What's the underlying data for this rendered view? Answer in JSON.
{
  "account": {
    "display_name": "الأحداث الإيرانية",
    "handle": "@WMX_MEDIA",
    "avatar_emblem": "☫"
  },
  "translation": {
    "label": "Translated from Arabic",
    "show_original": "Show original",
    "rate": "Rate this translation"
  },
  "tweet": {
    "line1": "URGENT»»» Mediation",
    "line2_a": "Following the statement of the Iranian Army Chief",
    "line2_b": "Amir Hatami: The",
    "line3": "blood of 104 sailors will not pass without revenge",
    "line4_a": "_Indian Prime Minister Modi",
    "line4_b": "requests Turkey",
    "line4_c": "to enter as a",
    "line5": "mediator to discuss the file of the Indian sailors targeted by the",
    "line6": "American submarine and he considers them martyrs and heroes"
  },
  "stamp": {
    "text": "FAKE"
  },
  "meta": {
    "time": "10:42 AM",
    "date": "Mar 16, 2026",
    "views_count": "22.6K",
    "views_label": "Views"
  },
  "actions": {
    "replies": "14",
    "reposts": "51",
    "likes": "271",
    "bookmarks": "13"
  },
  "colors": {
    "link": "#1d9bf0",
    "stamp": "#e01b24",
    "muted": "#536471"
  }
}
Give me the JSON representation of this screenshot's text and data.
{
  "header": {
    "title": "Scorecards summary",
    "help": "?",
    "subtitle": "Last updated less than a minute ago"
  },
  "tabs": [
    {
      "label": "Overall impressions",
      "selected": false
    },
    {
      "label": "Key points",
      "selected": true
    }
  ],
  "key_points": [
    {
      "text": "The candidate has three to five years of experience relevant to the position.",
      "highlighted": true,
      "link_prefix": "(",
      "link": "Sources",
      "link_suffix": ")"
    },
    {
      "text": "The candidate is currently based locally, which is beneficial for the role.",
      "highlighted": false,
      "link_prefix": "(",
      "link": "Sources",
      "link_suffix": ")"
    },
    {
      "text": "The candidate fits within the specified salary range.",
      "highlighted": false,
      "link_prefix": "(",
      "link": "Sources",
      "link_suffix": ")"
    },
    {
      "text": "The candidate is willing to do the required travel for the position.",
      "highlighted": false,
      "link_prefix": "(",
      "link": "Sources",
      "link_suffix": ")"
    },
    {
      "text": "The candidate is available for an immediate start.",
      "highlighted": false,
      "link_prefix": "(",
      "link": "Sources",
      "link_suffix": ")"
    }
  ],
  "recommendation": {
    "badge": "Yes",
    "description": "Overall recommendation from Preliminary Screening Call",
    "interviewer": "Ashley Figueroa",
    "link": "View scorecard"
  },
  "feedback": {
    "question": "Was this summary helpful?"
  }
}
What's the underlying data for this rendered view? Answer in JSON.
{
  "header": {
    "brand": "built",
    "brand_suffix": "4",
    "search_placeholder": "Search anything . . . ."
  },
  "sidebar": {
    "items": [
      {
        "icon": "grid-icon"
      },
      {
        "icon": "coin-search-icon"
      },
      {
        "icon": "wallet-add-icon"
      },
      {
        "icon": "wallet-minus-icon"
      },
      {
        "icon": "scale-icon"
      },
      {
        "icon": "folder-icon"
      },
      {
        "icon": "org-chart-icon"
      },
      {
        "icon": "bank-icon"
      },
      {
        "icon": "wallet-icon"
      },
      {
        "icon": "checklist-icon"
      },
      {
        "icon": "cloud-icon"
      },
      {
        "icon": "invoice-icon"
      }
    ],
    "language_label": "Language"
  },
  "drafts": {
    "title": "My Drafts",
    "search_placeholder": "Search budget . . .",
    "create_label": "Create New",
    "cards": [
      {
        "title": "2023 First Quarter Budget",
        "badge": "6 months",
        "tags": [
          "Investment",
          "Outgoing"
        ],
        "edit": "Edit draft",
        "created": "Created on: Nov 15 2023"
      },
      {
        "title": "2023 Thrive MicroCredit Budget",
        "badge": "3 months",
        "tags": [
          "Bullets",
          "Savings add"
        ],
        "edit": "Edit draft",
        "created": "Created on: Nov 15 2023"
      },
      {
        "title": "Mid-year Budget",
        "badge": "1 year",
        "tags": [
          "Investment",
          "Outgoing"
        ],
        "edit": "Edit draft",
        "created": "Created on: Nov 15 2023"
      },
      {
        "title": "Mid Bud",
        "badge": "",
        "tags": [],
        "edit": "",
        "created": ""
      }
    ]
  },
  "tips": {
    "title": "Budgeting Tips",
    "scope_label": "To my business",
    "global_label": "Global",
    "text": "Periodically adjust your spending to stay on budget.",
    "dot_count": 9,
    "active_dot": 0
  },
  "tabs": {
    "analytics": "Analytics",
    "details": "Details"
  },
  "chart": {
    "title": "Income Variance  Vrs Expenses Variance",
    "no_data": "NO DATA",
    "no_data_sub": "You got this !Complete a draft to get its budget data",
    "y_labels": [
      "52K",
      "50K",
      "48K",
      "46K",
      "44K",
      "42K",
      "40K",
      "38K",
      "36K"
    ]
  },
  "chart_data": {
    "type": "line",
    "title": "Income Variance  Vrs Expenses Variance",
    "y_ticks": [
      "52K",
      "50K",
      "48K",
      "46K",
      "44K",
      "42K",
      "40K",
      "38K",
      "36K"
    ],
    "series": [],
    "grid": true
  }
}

== Task details ==
Pull out each line of the listing that holds the string "recommendation".

== Task solution ==
  "recommendation": {
    "description": "Overall recommendation from Preliminary Screening Call",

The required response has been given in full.